TO DO:
Below is a block of records: output all of them exactly and leave out the pictures.

DATA LISTING:
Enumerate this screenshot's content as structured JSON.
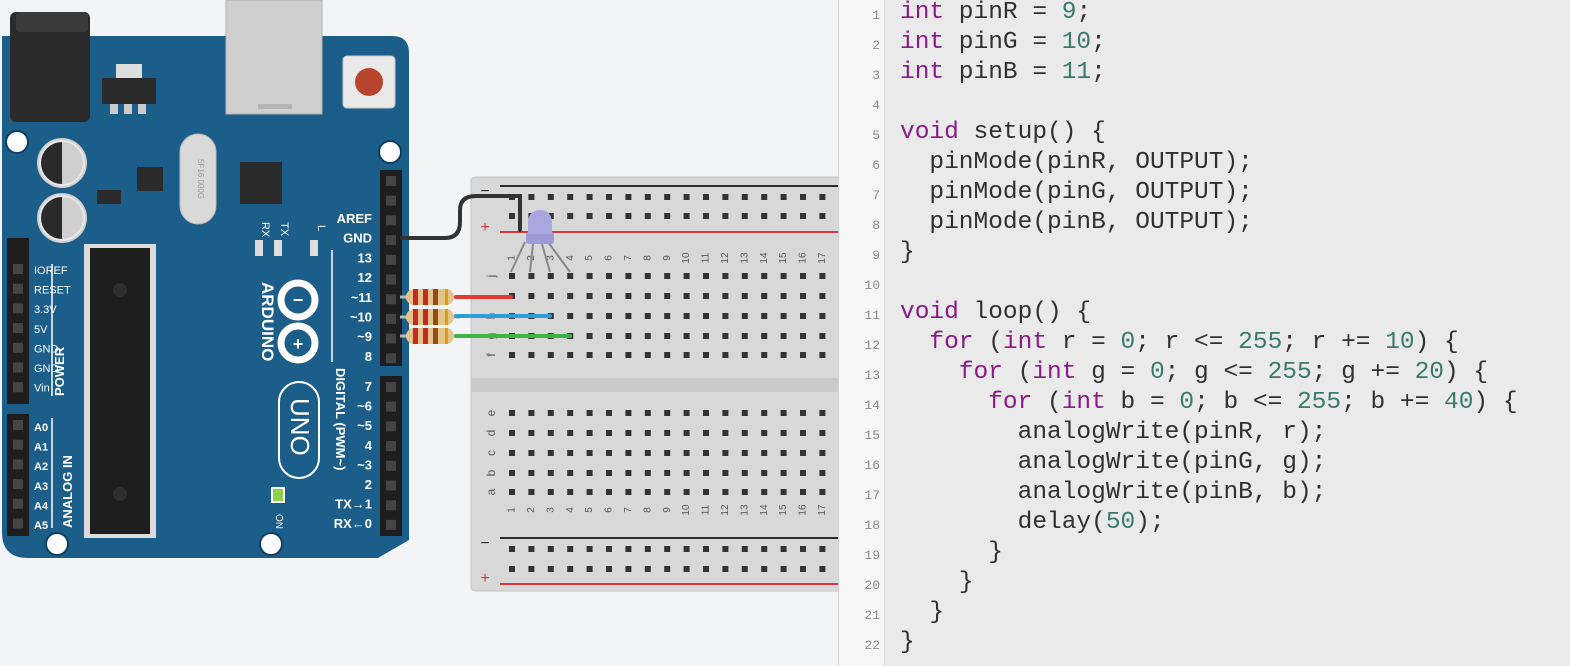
{
  "board": {
    "brand": "ARDUINO",
    "model": "UNO",
    "crystal_label": "5F16.000G",
    "on_label": "ON",
    "rx_led_label": "RX",
    "tx_led_label": "TX",
    "l_led_label": "L",
    "power_title": "POWER",
    "analog_title": "ANALOG IN",
    "digital_title": "DIGITAL (PWM~)",
    "power_pins": [
      "IOREF",
      "RESET",
      "3.3V",
      "5V",
      "GND",
      "GND",
      "Vin"
    ],
    "analog_pins": [
      "A0",
      "A1",
      "A2",
      "A3",
      "A4",
      "A5"
    ],
    "digital_pins_top": [
      "AREF",
      "GND",
      "13",
      "12",
      "~11",
      "~10",
      "~9",
      "8"
    ],
    "digital_pins_bottom": [
      "7",
      "~6",
      "~5",
      "4",
      "~3",
      "2",
      "TX→1",
      "RX←0"
    ]
  },
  "breadboard": {
    "minus_label": "−",
    "plus_label": "+",
    "row_labels_top": [
      "j",
      "i",
      "h",
      "g",
      "f"
    ],
    "row_labels_bottom": [
      "e",
      "d",
      "c",
      "b",
      "a"
    ],
    "column_numbers": [
      "1",
      "2",
      "3",
      "4",
      "5",
      "6",
      "7",
      "8",
      "9",
      "10",
      "11",
      "12",
      "13",
      "14",
      "15",
      "16",
      "17"
    ]
  },
  "colors": {
    "board_blue": "#1c5e8a",
    "wire_red": "#e53935",
    "wire_blue": "#2a9fd6",
    "wire_green": "#3ab54a",
    "wire_black": "#333333",
    "led": "#a9a7de",
    "keyword": "#8a1a8a",
    "number": "#3a7a6a"
  },
  "editor": {
    "line_numbers": [
      "1",
      "2",
      "3",
      "4",
      "5",
      "6",
      "7",
      "8",
      "9",
      "10",
      "11",
      "12",
      "13",
      "14",
      "15",
      "16",
      "17",
      "18",
      "19",
      "20",
      "21",
      "22"
    ],
    "lines": [
      [
        {
          "t": "int",
          "c": "kw"
        },
        {
          "t": " pinR = "
        },
        {
          "t": "9",
          "c": "num"
        },
        {
          "t": ";"
        }
      ],
      [
        {
          "t": "int",
          "c": "kw"
        },
        {
          "t": " pinG = "
        },
        {
          "t": "10",
          "c": "num"
        },
        {
          "t": ";"
        }
      ],
      [
        {
          "t": "int",
          "c": "kw"
        },
        {
          "t": " pinB = "
        },
        {
          "t": "11",
          "c": "num"
        },
        {
          "t": ";"
        }
      ],
      [],
      [
        {
          "t": "void",
          "c": "kw"
        },
        {
          "t": " setup() {"
        }
      ],
      [
        {
          "t": "  pinMode(pinR, OUTPUT);"
        }
      ],
      [
        {
          "t": "  pinMode(pinG, OUTPUT);"
        }
      ],
      [
        {
          "t": "  pinMode(pinB, OUTPUT);"
        }
      ],
      [
        {
          "t": "}"
        }
      ],
      [],
      [
        {
          "t": "void",
          "c": "kw"
        },
        {
          "t": " loop() {"
        }
      ],
      [
        {
          "t": "  "
        },
        {
          "t": "for",
          "c": "kw"
        },
        {
          "t": " ("
        },
        {
          "t": "int",
          "c": "kw"
        },
        {
          "t": " r = "
        },
        {
          "t": "0",
          "c": "num"
        },
        {
          "t": "; r <= "
        },
        {
          "t": "255",
          "c": "num"
        },
        {
          "t": "; r += "
        },
        {
          "t": "10",
          "c": "num"
        },
        {
          "t": ") {"
        }
      ],
      [
        {
          "t": "    "
        },
        {
          "t": "for",
          "c": "kw"
        },
        {
          "t": " ("
        },
        {
          "t": "int",
          "c": "kw"
        },
        {
          "t": " g = "
        },
        {
          "t": "0",
          "c": "num"
        },
        {
          "t": "; g <= "
        },
        {
          "t": "255",
          "c": "num"
        },
        {
          "t": "; g += "
        },
        {
          "t": "20",
          "c": "num"
        },
        {
          "t": ") {"
        }
      ],
      [
        {
          "t": "      "
        },
        {
          "t": "for",
          "c": "kw"
        },
        {
          "t": " ("
        },
        {
          "t": "int",
          "c": "kw"
        },
        {
          "t": " b = "
        },
        {
          "t": "0",
          "c": "num"
        },
        {
          "t": "; b <= "
        },
        {
          "t": "255",
          "c": "num"
        },
        {
          "t": "; b += "
        },
        {
          "t": "40",
          "c": "num"
        },
        {
          "t": ") {"
        }
      ],
      [
        {
          "t": "        analogWrite(pinR, r);"
        }
      ],
      [
        {
          "t": "        analogWrite(pinG, g);"
        }
      ],
      [
        {
          "t": "        analogWrite(pinB, b);"
        }
      ],
      [
        {
          "t": "        delay("
        },
        {
          "t": "50",
          "c": "num"
        },
        {
          "t": ");"
        }
      ],
      [
        {
          "t": "      }"
        }
      ],
      [
        {
          "t": "    }"
        }
      ],
      [
        {
          "t": "  }"
        }
      ],
      [
        {
          "t": "}"
        }
      ]
    ]
  }
}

ANSWER TO THE PROBLEM:
Enumerate this screenshot's content as structured JSON.
{
  "board": {
    "brand": "ARDUINO",
    "model": "UNO",
    "crystal_label": "5F16.000G",
    "on_label": "ON",
    "rx_led_label": "RX",
    "tx_led_label": "TX",
    "l_led_label": "L",
    "power_title": "POWER",
    "analog_title": "ANALOG IN",
    "digital_title": "DIGITAL (PWM~)",
    "power_pins": [
      "IOREF",
      "RESET",
      "3.3V",
      "5V",
      "GND",
      "GND",
      "Vin"
    ],
    "analog_pins": [
      "A0",
      "A1",
      "A2",
      "A3",
      "A4",
      "A5"
    ],
    "digital_pins_top": [
      "AREF",
      "GND",
      "13",
      "12",
      "~11",
      "~10",
      "~9",
      "8"
    ],
    "digital_pins_bottom": [
      "7",
      "~6",
      "~5",
      "4",
      "~3",
      "2",
      "TX→1",
      "RX←0"
    ]
  },
  "breadboard": {
    "minus_label": "−",
    "plus_label": "+",
    "row_labels_top": [
      "j",
      "i",
      "h",
      "g",
      "f"
    ],
    "row_labels_bottom": [
      "e",
      "d",
      "c",
      "b",
      "a"
    ],
    "column_numbers": [
      "1",
      "2",
      "3",
      "4",
      "5",
      "6",
      "7",
      "8",
      "9",
      "10",
      "11",
      "12",
      "13",
      "14",
      "15",
      "16",
      "17"
    ]
  },
  "colors": {
    "board_blue": "#1c5e8a",
    "wire_red": "#e53935",
    "wire_blue": "#2a9fd6",
    "wire_green": "#3ab54a",
    "wire_black": "#333333",
    "led": "#a9a7de",
    "keyword": "#8a1a8a",
    "number": "#3a7a6a"
  },
  "editor": {
    "line_numbers": [
      "1",
      "2",
      "3",
      "4",
      "5",
      "6",
      "7",
      "8",
      "9",
      "10",
      "11",
      "12",
      "13",
      "14",
      "15",
      "16",
      "17",
      "18",
      "19",
      "20",
      "21",
      "22"
    ],
    "lines": [
      [
        {
          "t": "int",
          "c": "kw"
        },
        {
          "t": " pinR = "
        },
        {
          "t": "9",
          "c": "num"
        },
        {
          "t": ";"
        }
      ],
      [
        {
          "t": "int",
          "c": "kw"
        },
        {
          "t": " pinG = "
        },
        {
          "t": "10",
          "c": "num"
        },
        {
          "t": ";"
        }
      ],
      [
        {
          "t": "int",
          "c": "kw"
        },
        {
          "t": " pinB = "
        },
        {
          "t": "11",
          "c": "num"
        },
        {
          "t": ";"
        }
      ],
      [],
      [
        {
          "t": "void",
          "c": "kw"
        },
        {
          "t": " setup() {"
        }
      ],
      [
        {
          "t": "  pinMode(pinR, OUTPUT);"
        }
      ],
      [
        {
          "t": "  pinMode(pinG, OUTPUT);"
        }
      ],
      [
        {
          "t": "  pinMode(pinB, OUTPUT);"
        }
      ],
      [
        {
          "t": "}"
        }
      ],
      [],
      [
        {
          "t": "void",
          "c": "kw"
        },
        {
          "t": " loop() {"
        }
      ],
      [
        {
          "t": "  "
        },
        {
          "t": "for",
          "c": "kw"
        },
        {
          "t": " ("
        },
        {
          "t": "int",
          "c": "kw"
        },
        {
          "t": " r = "
        },
        {
          "t": "0",
          "c": "num"
        },
        {
          "t": "; r <= "
        },
        {
          "t": "255",
          "c": "num"
        },
        {
          "t": "; r += "
        },
        {
          "t": "10",
          "c": "num"
        },
        {
          "t": ") {"
        }
      ],
      [
        {
          "t": "    "
        },
        {
          "t": "for",
          "c": "kw"
        },
        {
          "t": " ("
        },
        {
          "t": "int",
          "c": "kw"
        },
        {
          "t": " g = "
        },
        {
          "t": "0",
          "c": "num"
        },
        {
          "t": "; g <= "
        },
        {
          "t": "255",
          "c": "num"
        },
        {
          "t": "; g += "
        },
        {
          "t": "20",
          "c": "num"
        },
        {
          "t": ") {"
        }
      ],
      [
        {
          "t": "      "
        },
        {
          "t": "for",
          "c": "kw"
        },
        {
          "t": " ("
        },
        {
          "t": "int",
          "c": "kw"
        },
        {
          "t": " b = "
        },
        {
          "t": "0",
          "c": "num"
        },
        {
          "t": "; b <= "
        },
        {
          "t": "255",
          "c": "num"
        },
        {
          "t": "; b += "
        },
        {
          "t": "40",
          "c": "num"
        },
        {
          "t": ") {"
        }
      ],
      [
        {
          "t": "        analogWrite(pinR, r);"
        }
      ],
      [
        {
          "t": "        analogWrite(pinG, g);"
        }
      ],
      [
        {
          "t": "        analogWrite(pinB, b);"
        }
      ],
      [
        {
          "t": "        delay("
        },
        {
          "t": "50",
          "c": "num"
        },
        {
          "t": ");"
        }
      ],
      [
        {
          "t": "      }"
        }
      ],
      [
        {
          "t": "    }"
        }
      ],
      [
        {
          "t": "  }"
        }
      ],
      [
        {
          "t": "}"
        }
      ]
    ]
  }
}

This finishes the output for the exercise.